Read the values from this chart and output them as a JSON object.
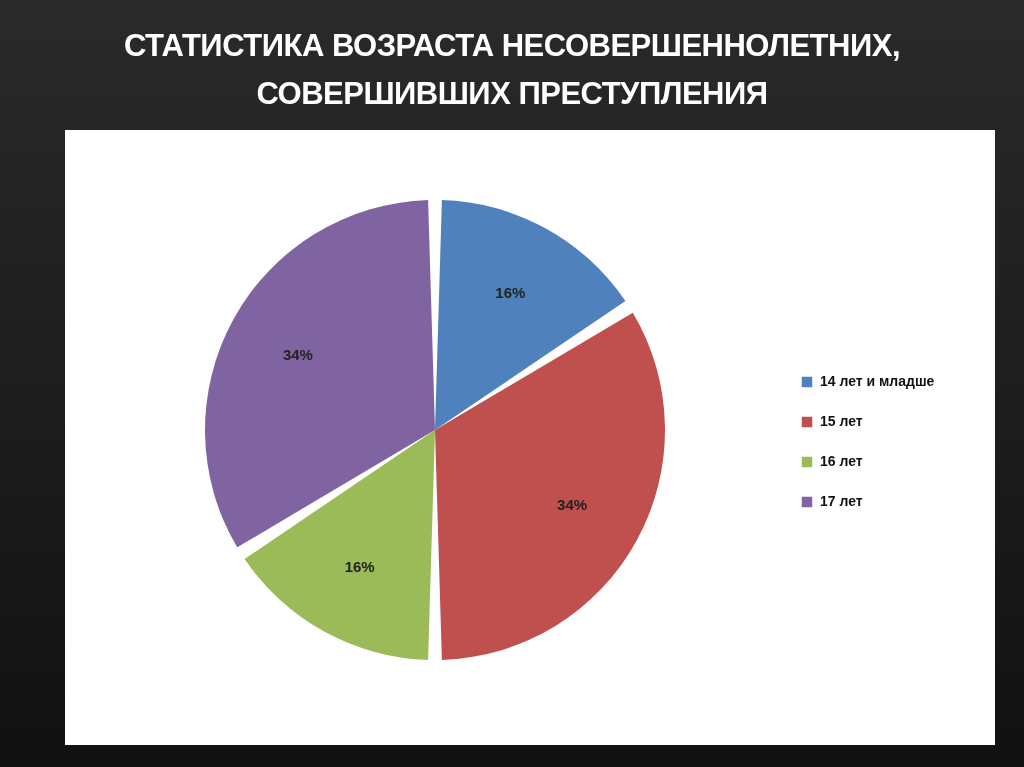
{
  "chart_data": {
    "type": "pie",
    "title": "СТАТИСТИКА ВОЗРАСТА НЕСОВЕРШЕННОЛЕТНИХ, СОВЕРШИВШИХ ПРЕСТУПЛЕНИЯ",
    "categories": [
      "14 лет и младше",
      "15 лет",
      "16 лет",
      "17 лет"
    ],
    "values": [
      16,
      34,
      16,
      34
    ],
    "value_labels": [
      "16%",
      "34%",
      "16%",
      "34%"
    ],
    "colors": [
      "#4f81bd",
      "#c0504d",
      "#9bbb59",
      "#8064a2"
    ],
    "legend": "right"
  }
}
□ □ □ □ □
- [Request] Give back every line exactly as it stands, pictures excluded.

- [Answer to this exercise]
Read the values from this chart and output them as a JSON object.
{
  "chart_data": {
    "type": "pie",
    "title": "СТАТИСТИКА ВОЗРАСТА НЕСОВЕРШЕННОЛЕТНИХ, СОВЕРШИВШИХ ПРЕСТУПЛЕНИЯ",
    "categories": [
      "14 лет и младше",
      "15 лет",
      "16 лет",
      "17 лет"
    ],
    "values": [
      16,
      34,
      16,
      34
    ],
    "value_labels": [
      "16%",
      "34%",
      "16%",
      "34%"
    ],
    "colors": [
      "#4f81bd",
      "#c0504d",
      "#9bbb59",
      "#8064a2"
    ],
    "legend": "right"
  }
}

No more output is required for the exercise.